--- TASK BRIEF ---
Repeat each line of the material below exactly as it appears, minus any pictures.

--- MATERIAL TO PROCESS ---
........

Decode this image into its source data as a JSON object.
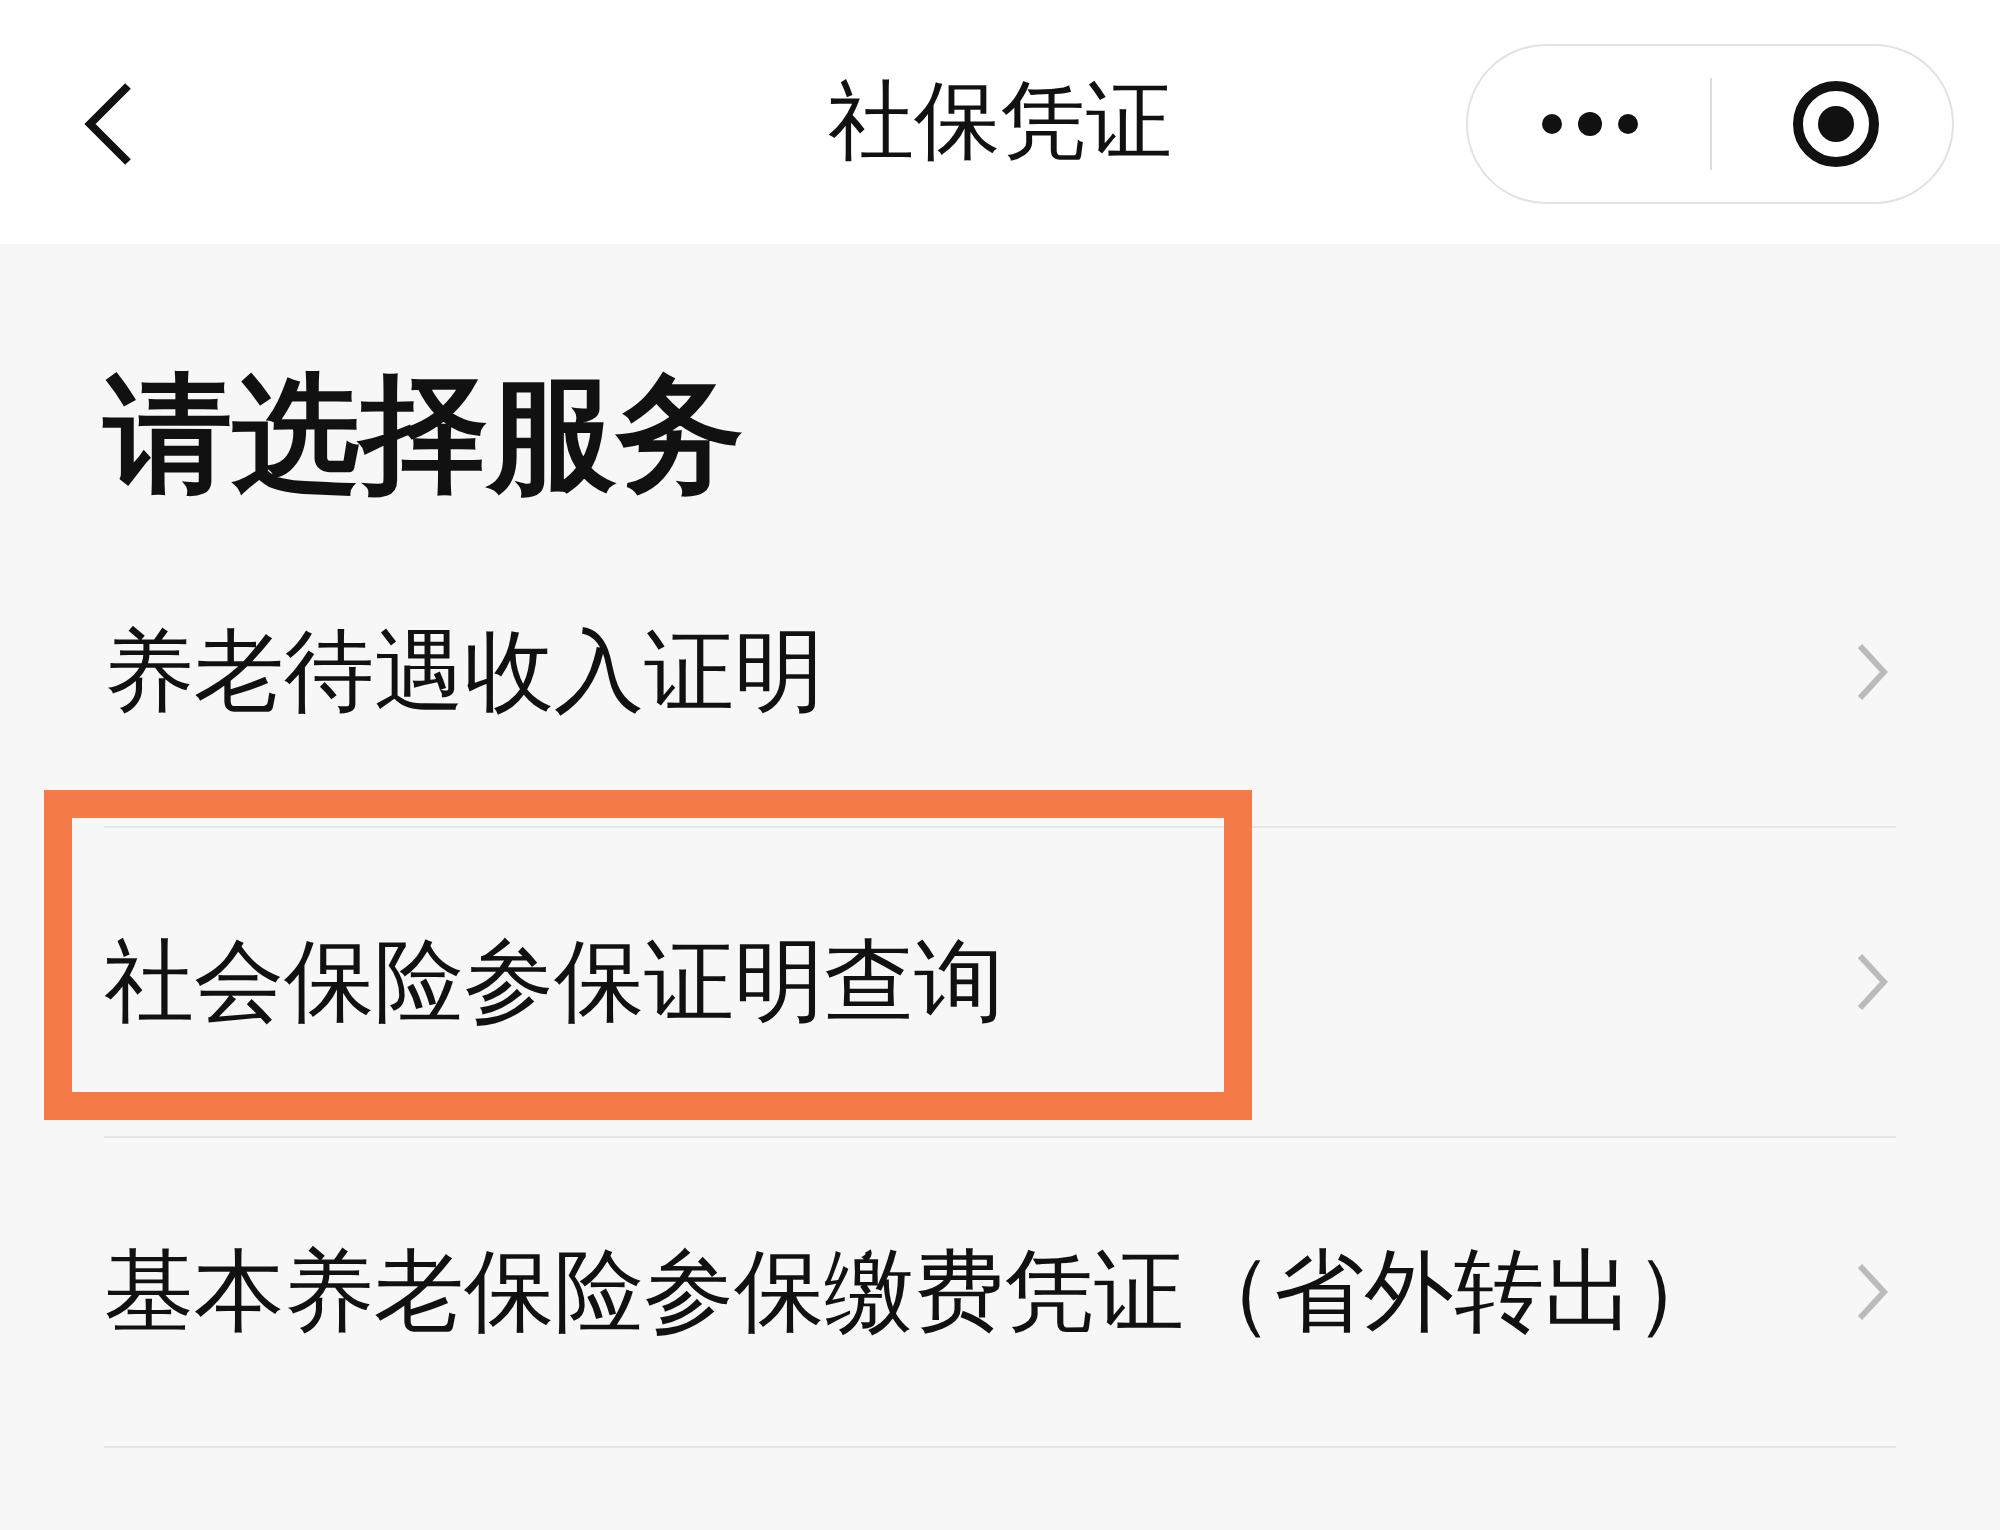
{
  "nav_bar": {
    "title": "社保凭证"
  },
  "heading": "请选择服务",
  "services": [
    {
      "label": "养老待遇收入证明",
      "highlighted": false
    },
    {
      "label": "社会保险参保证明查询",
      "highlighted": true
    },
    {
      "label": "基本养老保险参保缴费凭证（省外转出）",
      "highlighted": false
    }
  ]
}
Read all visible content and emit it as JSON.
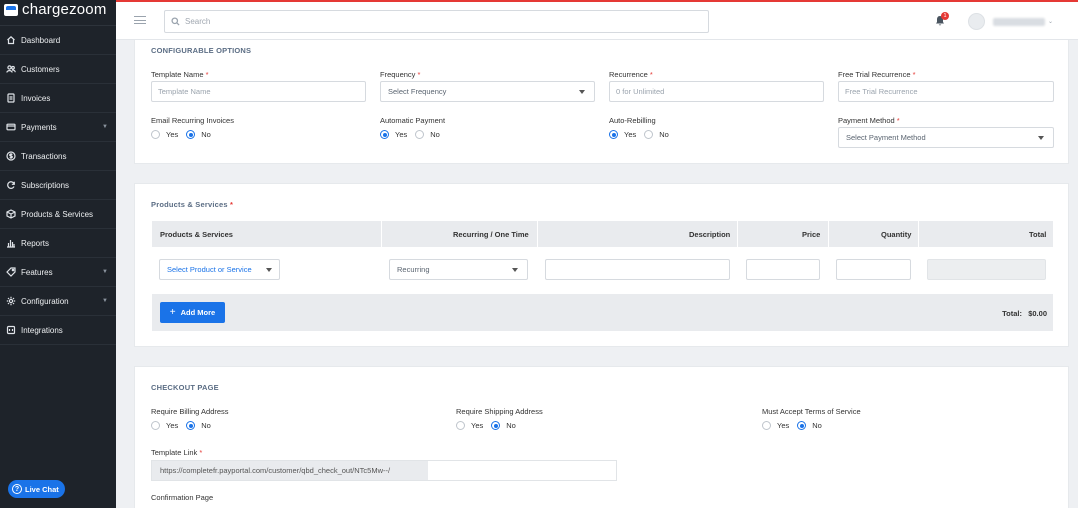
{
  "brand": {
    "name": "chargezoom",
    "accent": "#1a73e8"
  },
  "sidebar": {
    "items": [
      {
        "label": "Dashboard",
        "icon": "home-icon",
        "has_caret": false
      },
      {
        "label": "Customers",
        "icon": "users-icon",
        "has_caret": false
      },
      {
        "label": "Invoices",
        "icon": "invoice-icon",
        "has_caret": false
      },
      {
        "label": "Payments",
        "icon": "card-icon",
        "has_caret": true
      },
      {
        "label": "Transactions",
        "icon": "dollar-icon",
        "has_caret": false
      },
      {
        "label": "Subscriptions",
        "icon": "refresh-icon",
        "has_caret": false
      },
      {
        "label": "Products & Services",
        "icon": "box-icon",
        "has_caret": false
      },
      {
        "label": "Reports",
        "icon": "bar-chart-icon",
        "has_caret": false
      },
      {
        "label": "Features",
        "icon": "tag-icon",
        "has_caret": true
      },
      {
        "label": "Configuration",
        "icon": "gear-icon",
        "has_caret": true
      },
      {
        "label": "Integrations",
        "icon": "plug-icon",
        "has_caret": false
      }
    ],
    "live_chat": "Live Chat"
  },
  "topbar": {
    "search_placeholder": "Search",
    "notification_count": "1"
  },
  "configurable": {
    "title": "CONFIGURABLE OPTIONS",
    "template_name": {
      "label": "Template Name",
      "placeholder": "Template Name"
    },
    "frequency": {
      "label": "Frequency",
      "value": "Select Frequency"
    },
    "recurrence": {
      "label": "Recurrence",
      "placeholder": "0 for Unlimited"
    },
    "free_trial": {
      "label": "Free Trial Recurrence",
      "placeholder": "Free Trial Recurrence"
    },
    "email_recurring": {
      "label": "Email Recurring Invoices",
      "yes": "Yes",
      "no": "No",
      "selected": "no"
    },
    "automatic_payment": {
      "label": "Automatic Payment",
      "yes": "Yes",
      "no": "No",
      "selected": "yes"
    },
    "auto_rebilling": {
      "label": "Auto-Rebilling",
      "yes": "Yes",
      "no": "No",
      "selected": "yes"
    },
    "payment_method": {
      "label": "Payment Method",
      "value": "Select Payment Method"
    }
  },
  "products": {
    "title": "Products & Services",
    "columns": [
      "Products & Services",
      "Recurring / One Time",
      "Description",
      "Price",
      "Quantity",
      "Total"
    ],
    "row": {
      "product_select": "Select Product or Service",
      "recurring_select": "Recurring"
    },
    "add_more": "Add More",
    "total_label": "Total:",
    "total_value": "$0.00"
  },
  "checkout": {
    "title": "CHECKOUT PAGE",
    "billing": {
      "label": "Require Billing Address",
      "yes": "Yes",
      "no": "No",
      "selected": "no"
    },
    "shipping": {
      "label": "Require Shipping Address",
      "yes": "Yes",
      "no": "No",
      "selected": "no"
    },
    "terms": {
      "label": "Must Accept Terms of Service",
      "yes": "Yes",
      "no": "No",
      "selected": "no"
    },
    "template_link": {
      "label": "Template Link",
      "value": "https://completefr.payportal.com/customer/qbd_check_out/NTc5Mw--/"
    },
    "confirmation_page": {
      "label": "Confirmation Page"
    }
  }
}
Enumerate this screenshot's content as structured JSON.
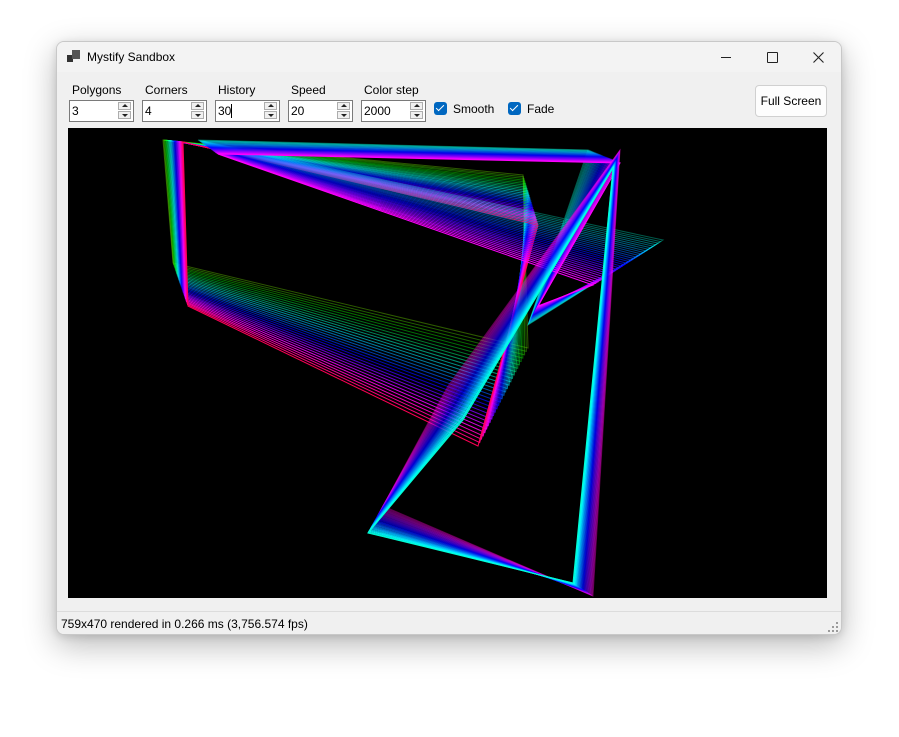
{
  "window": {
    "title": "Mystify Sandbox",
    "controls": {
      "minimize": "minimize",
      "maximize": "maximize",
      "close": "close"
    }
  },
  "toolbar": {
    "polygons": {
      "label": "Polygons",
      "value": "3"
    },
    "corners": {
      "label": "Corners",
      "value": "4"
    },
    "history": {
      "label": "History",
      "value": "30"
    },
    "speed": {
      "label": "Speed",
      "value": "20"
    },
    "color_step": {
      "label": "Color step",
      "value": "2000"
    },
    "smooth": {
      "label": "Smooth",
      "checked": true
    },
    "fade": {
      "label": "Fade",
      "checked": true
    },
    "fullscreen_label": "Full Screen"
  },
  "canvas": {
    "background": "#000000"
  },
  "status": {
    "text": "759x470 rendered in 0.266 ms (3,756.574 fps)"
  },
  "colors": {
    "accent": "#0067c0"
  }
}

........

--- SOLUTION FOR THIS PROBLEM ---
Decode this image into its source data as a JSON object.
{
  "nav_bar": {
    "title": "社保凭证"
  },
  "heading": "请选择服务",
  "services": [
    {
      "label": "养老待遇收入证明",
      "highlighted": false
    },
    {
      "label": "社会保险参保证明查询",
      "highlighted": true
    },
    {
      "label": "基本养老保险参保缴费凭证（省外转出）",
      "highlighted": false
    }
  ]
}
Read all visible content and emit it as JSON.
{
  "brand": {
    "name": "chargezoom",
    "accent": "#1a73e8"
  },
  "sidebar": {
    "items": [
      {
        "label": "Dashboard",
        "icon": "home-icon",
        "has_caret": false
      },
      {
        "label": "Customers",
        "icon": "users-icon",
        "has_caret": false
      },
      {
        "label": "Invoices",
        "icon": "invoice-icon",
        "has_caret": false
      },
      {
        "label": "Payments",
        "icon": "card-icon",
        "has_caret": true
      },
      {
        "label": "Transactions",
        "icon": "dollar-icon",
        "has_caret": false
      },
      {
        "label": "Subscriptions",
        "icon": "refresh-icon",
        "has_caret": false
      },
      {
        "label": "Products & Services",
        "icon": "box-icon",
        "has_caret": false
      },
      {
        "label": "Reports",
        "icon": "bar-chart-icon",
        "has_caret": false
      },
      {
        "label": "Features",
        "icon": "tag-icon",
        "has_caret": true
      },
      {
        "label": "Configuration",
        "icon": "gear-icon",
        "has_caret": true
      },
      {
        "label": "Integrations",
        "icon": "plug-icon",
        "has_caret": false
      }
    ],
    "live_chat": "Live Chat"
  },
  "topbar": {
    "search_placeholder": "Search",
    "notification_count": "1"
  },
  "configurable": {
    "title": "CONFIGURABLE OPTIONS",
    "template_name": {
      "label": "Template Name",
      "placeholder": "Template Name"
    },
    "frequency": {
      "label": "Frequency",
      "value": "Select Frequency"
    },
    "recurrence": {
      "label": "Recurrence",
      "placeholder": "0 for Unlimited"
    },
    "free_trial": {
      "label": "Free Trial Recurrence",
      "placeholder": "Free Trial Recurrence"
    },
    "email_recurring": {
      "label": "Email Recurring Invoices",
      "yes": "Yes",
      "no": "No",
      "selected": "no"
    },
    "automatic_payment": {
      "label": "Automatic Payment",
      "yes": "Yes",
      "no": "No",
      "selected": "yes"
    },
    "auto_rebilling": {
      "label": "Auto-Rebilling",
      "yes": "Yes",
      "no": "No",
      "selected": "yes"
    },
    "payment_method": {
      "label": "Payment Method",
      "value": "Select Payment Method"
    }
  },
  "products": {
    "title": "Products & Services",
    "columns": [
      "Products & Services",
      "Recurring / One Time",
      "Description",
      "Price",
      "Quantity",
      "Total"
    ],
    "row": {
      "product_select": "Select Product or Service",
      "recurring_select": "Recurring"
    },
    "add_more": "Add More",
    "total_label": "Total:",
    "total_value": "$0.00"
  },
  "checkout": {
    "title": "CHECKOUT PAGE",
    "billing": {
      "label": "Require Billing Address",
      "yes": "Yes",
      "no": "No",
      "selected": "no"
    },
    "shipping": {
      "label": "Require Shipping Address",
      "yes": "Yes",
      "no": "No",
      "selected": "no"
    },
    "terms": {
      "label": "Must Accept Terms of Service",
      "yes": "Yes",
      "no": "No",
      "selected": "no"
    },
    "template_link": {
      "label": "Template Link",
      "value": "https://completefr.payportal.com/customer/qbd_check_out/NTc5Mw--/"
    },
    "confirmation_page": {
      "label": "Confirmation Page"
    }
  }
}
Enumerate this screenshot's content as structured JSON.
{
  "window": {
    "title": "Mystify Sandbox",
    "controls": {
      "minimize": "minimize",
      "maximize": "maximize",
      "close": "close"
    }
  },
  "toolbar": {
    "polygons": {
      "label": "Polygons",
      "value": "3"
    },
    "corners": {
      "label": "Corners",
      "value": "4"
    },
    "history": {
      "label": "History",
      "value": "30"
    },
    "speed": {
      "label": "Speed",
      "value": "20"
    },
    "color_step": {
      "label": "Color step",
      "value": "2000"
    },
    "smooth": {
      "label": "Smooth",
      "checked": true
    },
    "fade": {
      "label": "Fade",
      "checked": true
    },
    "fullscreen_label": "Full Screen"
  },
  "canvas": {
    "background": "#000000"
  },
  "status": {
    "text": "759x470 rendered in 0.266 ms (3,756.574 fps)"
  },
  "colors": {
    "accent": "#0067c0"
  }
}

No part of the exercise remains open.